··· SOURCE RECORDS ···

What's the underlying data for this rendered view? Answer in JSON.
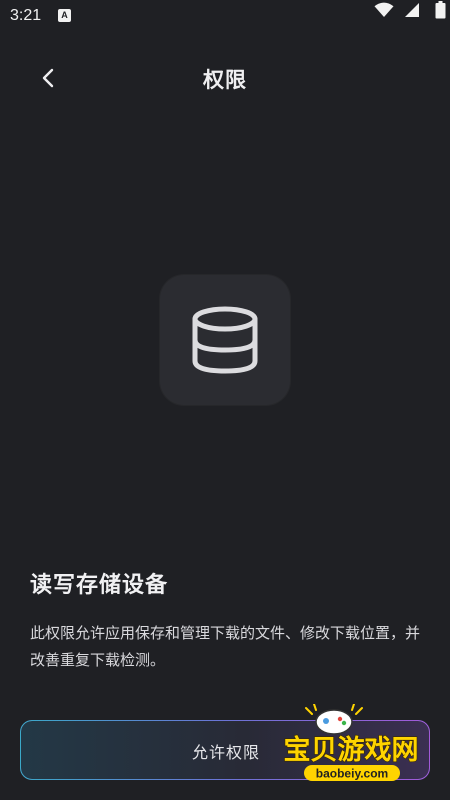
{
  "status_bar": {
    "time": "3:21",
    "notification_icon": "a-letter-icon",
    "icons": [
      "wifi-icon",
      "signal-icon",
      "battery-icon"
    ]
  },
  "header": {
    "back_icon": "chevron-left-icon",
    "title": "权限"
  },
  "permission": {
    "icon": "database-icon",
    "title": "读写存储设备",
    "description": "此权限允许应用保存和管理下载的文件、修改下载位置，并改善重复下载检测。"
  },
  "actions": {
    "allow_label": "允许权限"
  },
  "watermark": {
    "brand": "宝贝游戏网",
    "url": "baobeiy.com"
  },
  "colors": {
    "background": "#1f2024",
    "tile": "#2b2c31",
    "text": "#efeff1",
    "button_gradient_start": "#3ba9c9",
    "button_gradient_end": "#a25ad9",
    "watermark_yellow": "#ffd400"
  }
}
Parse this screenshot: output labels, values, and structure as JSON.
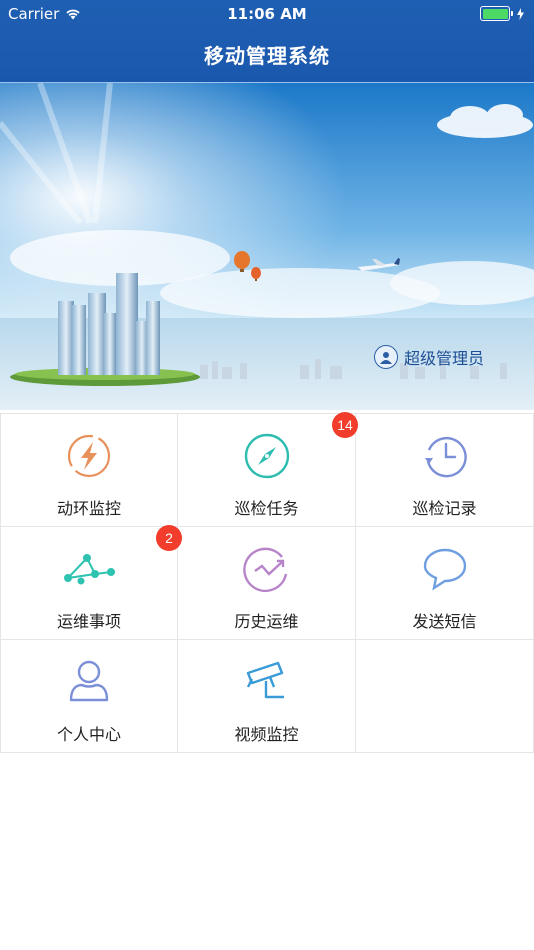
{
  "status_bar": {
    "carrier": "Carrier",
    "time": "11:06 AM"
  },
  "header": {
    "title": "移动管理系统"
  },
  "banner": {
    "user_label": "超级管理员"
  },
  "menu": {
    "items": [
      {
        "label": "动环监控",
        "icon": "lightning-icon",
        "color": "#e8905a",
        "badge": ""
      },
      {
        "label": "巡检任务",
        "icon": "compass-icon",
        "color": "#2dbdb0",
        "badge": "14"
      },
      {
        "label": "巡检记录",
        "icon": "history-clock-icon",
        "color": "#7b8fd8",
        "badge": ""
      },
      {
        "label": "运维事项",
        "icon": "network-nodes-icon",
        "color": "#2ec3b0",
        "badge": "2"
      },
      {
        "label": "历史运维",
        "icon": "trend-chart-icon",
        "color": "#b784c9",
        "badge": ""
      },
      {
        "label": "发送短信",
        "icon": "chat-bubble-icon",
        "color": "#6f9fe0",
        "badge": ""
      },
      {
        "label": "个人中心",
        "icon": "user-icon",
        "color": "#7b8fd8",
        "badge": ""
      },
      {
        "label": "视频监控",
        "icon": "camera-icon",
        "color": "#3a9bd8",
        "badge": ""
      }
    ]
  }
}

···

## REQUIRED TASK
Gather all lines where the word "JSON" appears.

## TASK RESULT
What's the underlying data for this rendered view? Answer in JSON.
Parse this screenshot: output labels, values, and structure as JSON.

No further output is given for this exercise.